• STATED GOAL
For this exercise, copy out each line of the material below that includes "如图所示".

• EXTRACTED MATERIAL
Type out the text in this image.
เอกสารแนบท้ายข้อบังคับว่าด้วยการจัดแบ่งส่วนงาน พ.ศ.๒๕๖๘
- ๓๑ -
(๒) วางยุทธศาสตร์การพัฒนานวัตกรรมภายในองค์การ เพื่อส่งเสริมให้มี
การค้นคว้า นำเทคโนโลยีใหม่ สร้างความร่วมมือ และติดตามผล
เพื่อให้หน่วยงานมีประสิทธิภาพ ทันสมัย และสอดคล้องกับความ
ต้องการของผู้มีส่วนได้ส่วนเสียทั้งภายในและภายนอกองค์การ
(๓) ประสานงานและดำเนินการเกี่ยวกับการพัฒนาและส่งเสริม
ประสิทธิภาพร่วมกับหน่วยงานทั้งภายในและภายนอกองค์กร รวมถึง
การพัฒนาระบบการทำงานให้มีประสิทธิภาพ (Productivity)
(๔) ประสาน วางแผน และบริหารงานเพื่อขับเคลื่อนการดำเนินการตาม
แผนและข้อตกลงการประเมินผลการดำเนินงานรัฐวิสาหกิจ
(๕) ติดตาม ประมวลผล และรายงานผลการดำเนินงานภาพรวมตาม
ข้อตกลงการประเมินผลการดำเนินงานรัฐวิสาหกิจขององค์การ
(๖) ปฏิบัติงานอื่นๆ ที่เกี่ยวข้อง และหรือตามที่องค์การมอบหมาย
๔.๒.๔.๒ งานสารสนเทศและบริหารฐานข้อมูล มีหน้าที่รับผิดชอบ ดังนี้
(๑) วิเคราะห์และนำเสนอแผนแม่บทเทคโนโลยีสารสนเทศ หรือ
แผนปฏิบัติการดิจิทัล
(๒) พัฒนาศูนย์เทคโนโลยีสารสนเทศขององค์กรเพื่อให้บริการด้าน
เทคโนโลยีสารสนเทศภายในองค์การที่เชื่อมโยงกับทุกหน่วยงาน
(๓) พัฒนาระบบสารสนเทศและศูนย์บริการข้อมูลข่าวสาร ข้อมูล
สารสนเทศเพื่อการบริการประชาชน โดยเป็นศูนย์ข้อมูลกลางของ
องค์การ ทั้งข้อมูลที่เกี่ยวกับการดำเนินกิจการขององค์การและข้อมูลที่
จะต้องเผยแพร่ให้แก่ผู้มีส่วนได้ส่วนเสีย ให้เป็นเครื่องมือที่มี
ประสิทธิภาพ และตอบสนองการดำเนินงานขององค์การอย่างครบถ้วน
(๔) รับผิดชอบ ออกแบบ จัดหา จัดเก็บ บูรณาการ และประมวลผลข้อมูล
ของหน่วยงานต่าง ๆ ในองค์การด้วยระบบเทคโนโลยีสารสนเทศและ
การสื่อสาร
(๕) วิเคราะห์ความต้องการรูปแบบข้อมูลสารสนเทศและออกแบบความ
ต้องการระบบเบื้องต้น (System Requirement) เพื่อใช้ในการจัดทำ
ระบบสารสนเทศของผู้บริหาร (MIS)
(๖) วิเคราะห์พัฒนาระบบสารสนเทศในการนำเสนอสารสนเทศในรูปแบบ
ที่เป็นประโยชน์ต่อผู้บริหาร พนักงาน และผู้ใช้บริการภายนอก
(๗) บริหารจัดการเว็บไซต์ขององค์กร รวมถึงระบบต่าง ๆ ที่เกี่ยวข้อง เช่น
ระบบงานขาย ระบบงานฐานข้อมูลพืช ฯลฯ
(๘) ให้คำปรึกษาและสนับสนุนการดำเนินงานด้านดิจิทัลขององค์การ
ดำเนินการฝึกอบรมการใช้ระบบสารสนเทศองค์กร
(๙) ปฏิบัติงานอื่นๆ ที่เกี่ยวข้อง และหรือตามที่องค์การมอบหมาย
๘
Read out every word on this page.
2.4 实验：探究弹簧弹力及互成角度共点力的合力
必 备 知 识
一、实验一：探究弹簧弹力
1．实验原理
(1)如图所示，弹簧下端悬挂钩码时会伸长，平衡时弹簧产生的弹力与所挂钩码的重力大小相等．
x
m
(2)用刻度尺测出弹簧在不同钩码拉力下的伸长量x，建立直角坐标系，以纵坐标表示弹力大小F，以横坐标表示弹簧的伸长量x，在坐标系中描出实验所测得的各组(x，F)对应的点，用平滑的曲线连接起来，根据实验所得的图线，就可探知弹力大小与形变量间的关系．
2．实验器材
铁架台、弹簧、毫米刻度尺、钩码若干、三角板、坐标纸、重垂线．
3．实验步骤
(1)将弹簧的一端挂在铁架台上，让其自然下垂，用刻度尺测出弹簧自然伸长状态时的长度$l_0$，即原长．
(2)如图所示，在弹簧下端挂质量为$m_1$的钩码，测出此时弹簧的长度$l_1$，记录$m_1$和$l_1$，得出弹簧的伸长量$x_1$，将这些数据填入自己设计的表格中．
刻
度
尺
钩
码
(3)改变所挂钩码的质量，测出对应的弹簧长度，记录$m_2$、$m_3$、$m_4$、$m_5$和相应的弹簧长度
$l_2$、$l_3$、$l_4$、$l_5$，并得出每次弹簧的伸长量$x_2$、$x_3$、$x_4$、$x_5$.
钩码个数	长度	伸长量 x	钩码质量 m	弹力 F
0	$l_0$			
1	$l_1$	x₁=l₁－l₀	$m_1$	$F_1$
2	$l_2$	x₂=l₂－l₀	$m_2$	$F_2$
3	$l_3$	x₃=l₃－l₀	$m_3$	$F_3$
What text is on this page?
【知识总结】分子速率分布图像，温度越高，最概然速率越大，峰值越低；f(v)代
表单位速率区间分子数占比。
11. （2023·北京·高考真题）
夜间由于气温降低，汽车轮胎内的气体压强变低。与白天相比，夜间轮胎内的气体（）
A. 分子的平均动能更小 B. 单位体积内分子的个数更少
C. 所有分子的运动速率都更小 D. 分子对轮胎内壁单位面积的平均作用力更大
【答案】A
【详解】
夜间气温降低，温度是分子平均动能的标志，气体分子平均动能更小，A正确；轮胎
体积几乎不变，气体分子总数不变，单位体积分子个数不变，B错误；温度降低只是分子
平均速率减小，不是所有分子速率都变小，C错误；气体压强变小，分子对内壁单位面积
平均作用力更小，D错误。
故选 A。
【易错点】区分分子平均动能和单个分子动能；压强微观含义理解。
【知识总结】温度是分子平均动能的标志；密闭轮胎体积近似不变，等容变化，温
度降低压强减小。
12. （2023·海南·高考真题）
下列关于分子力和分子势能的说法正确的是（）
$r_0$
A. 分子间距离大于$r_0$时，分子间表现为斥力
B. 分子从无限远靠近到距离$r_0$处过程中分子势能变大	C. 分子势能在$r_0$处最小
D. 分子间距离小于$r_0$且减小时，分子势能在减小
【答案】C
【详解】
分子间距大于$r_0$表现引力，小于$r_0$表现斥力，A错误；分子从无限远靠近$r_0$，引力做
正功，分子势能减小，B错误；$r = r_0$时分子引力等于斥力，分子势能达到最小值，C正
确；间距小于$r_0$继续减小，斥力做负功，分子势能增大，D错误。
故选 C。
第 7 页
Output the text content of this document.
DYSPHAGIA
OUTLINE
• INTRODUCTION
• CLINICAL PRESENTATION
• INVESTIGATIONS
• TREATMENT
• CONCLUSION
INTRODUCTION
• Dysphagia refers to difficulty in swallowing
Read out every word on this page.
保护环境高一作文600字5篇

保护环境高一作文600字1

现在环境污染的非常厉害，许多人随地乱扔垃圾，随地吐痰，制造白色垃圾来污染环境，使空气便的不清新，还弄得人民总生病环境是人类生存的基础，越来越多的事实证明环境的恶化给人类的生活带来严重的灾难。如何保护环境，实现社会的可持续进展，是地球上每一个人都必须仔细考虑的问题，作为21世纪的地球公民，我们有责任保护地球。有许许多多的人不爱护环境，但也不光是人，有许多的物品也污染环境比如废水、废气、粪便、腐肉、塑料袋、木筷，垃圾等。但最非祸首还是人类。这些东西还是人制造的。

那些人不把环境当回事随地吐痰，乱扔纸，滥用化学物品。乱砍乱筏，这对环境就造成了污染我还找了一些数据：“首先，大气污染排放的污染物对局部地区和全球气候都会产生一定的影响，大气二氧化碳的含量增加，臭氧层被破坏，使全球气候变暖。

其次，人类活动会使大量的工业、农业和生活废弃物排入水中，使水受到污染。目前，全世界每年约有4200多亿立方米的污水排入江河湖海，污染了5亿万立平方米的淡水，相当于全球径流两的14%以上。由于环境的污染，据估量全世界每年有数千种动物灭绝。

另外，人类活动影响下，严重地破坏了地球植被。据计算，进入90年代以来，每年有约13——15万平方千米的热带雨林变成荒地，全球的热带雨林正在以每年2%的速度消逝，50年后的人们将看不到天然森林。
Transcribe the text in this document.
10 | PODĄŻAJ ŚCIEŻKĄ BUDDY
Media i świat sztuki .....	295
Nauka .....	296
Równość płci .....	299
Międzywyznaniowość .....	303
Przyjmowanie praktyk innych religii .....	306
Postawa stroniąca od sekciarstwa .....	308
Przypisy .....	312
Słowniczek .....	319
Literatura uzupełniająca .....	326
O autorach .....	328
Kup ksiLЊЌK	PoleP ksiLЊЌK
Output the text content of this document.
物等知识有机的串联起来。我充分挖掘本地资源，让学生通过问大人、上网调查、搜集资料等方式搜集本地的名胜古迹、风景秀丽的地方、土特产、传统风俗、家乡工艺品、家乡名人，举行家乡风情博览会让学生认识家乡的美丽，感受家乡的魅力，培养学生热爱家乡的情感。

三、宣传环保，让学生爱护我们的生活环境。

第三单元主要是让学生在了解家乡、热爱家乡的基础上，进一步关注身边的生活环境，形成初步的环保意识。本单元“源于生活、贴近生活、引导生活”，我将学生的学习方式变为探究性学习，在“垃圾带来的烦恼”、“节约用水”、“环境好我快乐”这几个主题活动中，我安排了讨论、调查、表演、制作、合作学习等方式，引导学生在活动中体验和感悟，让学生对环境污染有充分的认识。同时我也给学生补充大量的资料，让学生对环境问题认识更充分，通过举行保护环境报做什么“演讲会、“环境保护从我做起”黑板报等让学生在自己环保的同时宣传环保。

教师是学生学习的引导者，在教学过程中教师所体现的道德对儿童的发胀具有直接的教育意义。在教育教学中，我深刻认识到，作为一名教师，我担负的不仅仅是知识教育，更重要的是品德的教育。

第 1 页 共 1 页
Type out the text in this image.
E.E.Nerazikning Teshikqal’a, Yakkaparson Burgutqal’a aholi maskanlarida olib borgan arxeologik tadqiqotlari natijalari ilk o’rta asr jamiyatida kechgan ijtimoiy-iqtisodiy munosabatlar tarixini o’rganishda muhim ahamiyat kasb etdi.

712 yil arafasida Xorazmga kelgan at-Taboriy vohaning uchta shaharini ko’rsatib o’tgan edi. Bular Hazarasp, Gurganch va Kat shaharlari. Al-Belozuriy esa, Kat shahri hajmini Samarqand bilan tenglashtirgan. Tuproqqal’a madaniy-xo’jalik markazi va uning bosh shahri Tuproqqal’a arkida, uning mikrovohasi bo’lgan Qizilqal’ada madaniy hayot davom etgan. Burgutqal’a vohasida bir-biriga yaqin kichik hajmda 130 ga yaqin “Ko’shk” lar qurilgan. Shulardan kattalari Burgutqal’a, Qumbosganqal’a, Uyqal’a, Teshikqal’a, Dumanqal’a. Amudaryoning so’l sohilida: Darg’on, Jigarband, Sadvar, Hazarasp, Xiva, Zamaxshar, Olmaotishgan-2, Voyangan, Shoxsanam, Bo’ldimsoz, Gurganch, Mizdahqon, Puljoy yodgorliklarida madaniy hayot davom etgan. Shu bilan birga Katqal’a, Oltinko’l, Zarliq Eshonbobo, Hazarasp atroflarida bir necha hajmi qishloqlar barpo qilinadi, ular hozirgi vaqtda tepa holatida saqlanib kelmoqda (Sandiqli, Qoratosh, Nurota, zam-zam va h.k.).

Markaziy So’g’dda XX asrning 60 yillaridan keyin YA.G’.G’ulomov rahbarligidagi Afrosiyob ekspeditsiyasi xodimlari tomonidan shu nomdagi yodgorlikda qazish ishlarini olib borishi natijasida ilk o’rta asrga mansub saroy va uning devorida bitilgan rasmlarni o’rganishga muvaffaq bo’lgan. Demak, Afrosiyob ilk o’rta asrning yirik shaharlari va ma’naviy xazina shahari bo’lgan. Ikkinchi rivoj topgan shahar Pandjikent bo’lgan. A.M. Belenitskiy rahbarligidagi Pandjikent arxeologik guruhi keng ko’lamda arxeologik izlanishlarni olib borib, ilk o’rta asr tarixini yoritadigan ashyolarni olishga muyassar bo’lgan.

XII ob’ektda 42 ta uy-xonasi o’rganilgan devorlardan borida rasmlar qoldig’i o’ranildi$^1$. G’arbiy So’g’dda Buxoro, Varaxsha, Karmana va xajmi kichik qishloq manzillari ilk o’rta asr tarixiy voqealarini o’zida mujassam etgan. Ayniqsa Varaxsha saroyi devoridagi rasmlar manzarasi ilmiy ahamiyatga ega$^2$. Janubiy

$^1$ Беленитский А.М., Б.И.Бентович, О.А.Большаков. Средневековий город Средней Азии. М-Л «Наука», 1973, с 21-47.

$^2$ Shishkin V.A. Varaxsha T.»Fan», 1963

• EXERCISE OUTPUT
(1)如图所示，弹簧下端悬挂钩码时会伸长，平衡时弹簧产生的弹力与所挂钩码的重力大小相等．
(2)如图所示，在弹簧下端挂质量为$m_1$的钩码，测出此时弹簧的长度$l_1$，记录$m_1$和$l_1$，得出弹簧的伸长量$x_1$，将这些数据填入自己设计的表格中．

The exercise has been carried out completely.